===== DONNÉES FOURNIES
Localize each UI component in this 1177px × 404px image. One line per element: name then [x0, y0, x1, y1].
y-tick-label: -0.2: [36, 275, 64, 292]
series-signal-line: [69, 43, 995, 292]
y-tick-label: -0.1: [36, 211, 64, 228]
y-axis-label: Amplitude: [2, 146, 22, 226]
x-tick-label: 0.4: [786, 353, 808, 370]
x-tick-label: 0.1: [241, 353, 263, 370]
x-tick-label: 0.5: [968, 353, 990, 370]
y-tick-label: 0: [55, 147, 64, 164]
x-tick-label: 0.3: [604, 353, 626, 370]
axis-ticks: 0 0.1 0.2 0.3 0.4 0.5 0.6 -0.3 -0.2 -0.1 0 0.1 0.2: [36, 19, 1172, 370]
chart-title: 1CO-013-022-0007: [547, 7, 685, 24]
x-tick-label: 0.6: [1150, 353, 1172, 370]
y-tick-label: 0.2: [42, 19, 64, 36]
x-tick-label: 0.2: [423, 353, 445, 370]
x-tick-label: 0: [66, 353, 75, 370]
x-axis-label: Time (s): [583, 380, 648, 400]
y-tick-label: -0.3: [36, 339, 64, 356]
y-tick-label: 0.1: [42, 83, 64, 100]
==========
- **EXERCICE COURT**
Recopiez le listing ci-dessus en substituant «Tension» à «Amplitude», sans rien modifier d'autre.

- **RÉSULTAT ATTENDU**
Localize each UI component in this 1177px × 404px image. One line per element: name then [x0, y0, x1, y1].
y-tick-label: -0.2: [36, 275, 64, 292]
series-signal-line: [69, 43, 995, 292]
y-tick-label: -0.1: [36, 211, 64, 228]
y-axis-label: Tension: [2, 146, 22, 226]
x-tick-label: 0.4: [786, 353, 808, 370]
x-tick-label: 0.1: [241, 353, 263, 370]
x-tick-label: 0.5: [968, 353, 990, 370]
y-tick-label: 0: [55, 147, 64, 164]
x-tick-label: 0.3: [604, 353, 626, 370]
axis-ticks: 0 0.1 0.2 0.3 0.4 0.5 0.6 -0.3 -0.2 -0.1 0 0.1 0.2: [36, 19, 1172, 370]
chart-title: 1CO-013-022-0007: [547, 7, 685, 24]
x-tick-label: 0.6: [1150, 353, 1172, 370]
y-tick-label: 0.2: [42, 19, 64, 36]
x-tick-label: 0.2: [423, 353, 445, 370]
x-tick-label: 0: [66, 353, 75, 370]
x-axis-label: Time (s): [583, 380, 648, 400]
y-tick-label: -0.3: [36, 339, 64, 356]
y-tick-label: 0.1: [42, 83, 64, 100]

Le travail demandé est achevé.